Problema da risolvere
Riproduci integralmente tutte le righe, senza alcuna modifica, ma escludi le immagini dalla risposta.
#####
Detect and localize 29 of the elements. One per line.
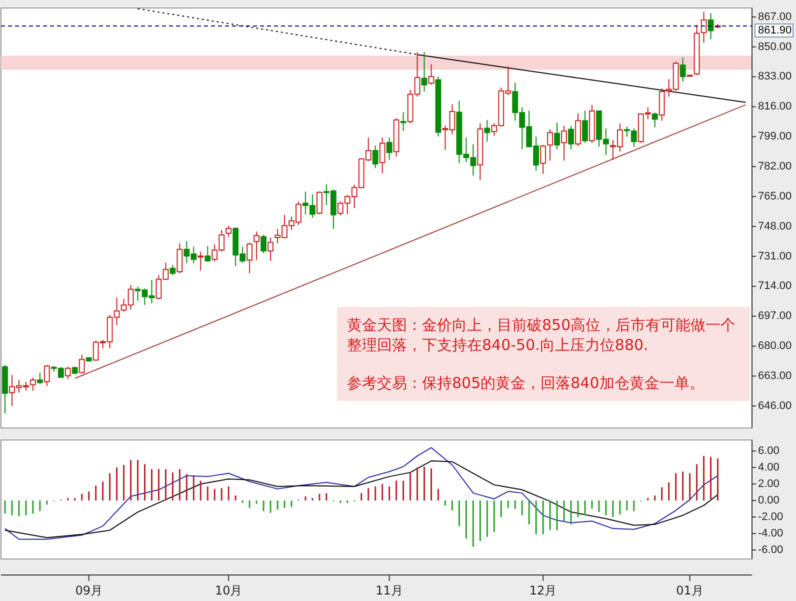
y-tick-label: 765.00 [758,190,792,202]
y-tick-label: 4.00 [758,461,780,474]
y-tick-label: 680.00 [758,340,792,352]
y-tick-label: 850.00 [758,40,792,53]
y-tick-label: 2.00 [758,478,780,490]
y-tick-label: 731.00 [758,250,792,262]
y-tick-label: -6.00 [758,544,784,556]
y-tick-label: 697.00 [758,310,792,322]
y-tick-label: -4.00 [758,527,784,540]
y-tick-label: 782.00 [758,160,792,173]
annotation: 黄金天图：金价向上，目前破850高位，后市有可能做一个整理回落，下支持在840-50.向上压力位880. [347,315,737,355]
y-tick-label: 646.00 [758,400,792,412]
y-tick-label: 663.00 [758,370,792,382]
y-tick-label: -2.00 [758,510,784,523]
y-tick-label: 6.00 [758,444,780,457]
annotation: 参考交易：保持805的黄金，回落840加仓黄金一单。 [347,373,706,393]
y-tick-label: 816.00 [758,100,792,113]
y-tick-label: 714.00 [758,280,792,292]
x-tick-label: 10月 [214,583,242,598]
y-tick-label: 799.00 [758,130,792,143]
y-tick-label: 0.00 [758,494,780,506]
x-tick-label: 11月 [376,583,403,598]
x-tick-label: 12月 [529,583,557,598]
x-tick-label: 09月 [75,583,102,598]
ref-line-label: 861.90 [758,24,792,36]
x-tick-label: 01月 [676,583,704,598]
y-tick-label: 833.00 [758,70,792,83]
y-tick-label: 748.00 [758,220,792,232]
y-tick-label: 867.00 [758,10,792,23]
#####
Risposta
Detect and localize 29 of the elements. One per line.
y-tick-label: 765.00 [758,190,792,202]
y-tick-label: 4.00 [758,461,780,474]
y-tick-label: 680.00 [758,340,792,352]
y-tick-label: 850.00 [758,40,792,53]
y-tick-label: 2.00 [758,478,780,490]
y-tick-label: 731.00 [758,250,792,262]
y-tick-label: -6.00 [758,544,784,556]
y-tick-label: 697.00 [758,310,792,322]
y-tick-label: -4.00 [758,527,784,540]
y-tick-label: 782.00 [758,160,792,173]
annotation: 黄金天图：金价向上，目前破850高位，后市有可能做一个整理回落，下支持在840-50.向上压力位880. [347,315,737,355]
y-tick-label: 646.00 [758,400,792,412]
y-tick-label: 663.00 [758,370,792,382]
y-tick-label: -2.00 [758,510,784,523]
y-tick-label: 6.00 [758,444,780,457]
annotation: 参考交易：保持805的黄金，回落840加仓黄金一单。 [347,373,706,393]
y-tick-label: 816.00 [758,100,792,113]
y-tick-label: 714.00 [758,280,792,292]
x-tick-label: 10月 [214,583,242,598]
y-tick-label: 799.00 [758,130,792,143]
y-tick-label: 0.00 [758,494,780,506]
x-tick-label: 11月 [376,583,403,598]
x-tick-label: 12月 [529,583,557,598]
x-tick-label: 09月 [75,583,102,598]
ref-line-label: 861.90 [758,24,792,36]
x-tick-label: 01月 [676,583,704,598]
y-tick-label: 833.00 [758,70,792,83]
y-tick-label: 748.00 [758,220,792,232]
y-tick-label: 867.00 [758,10,792,23]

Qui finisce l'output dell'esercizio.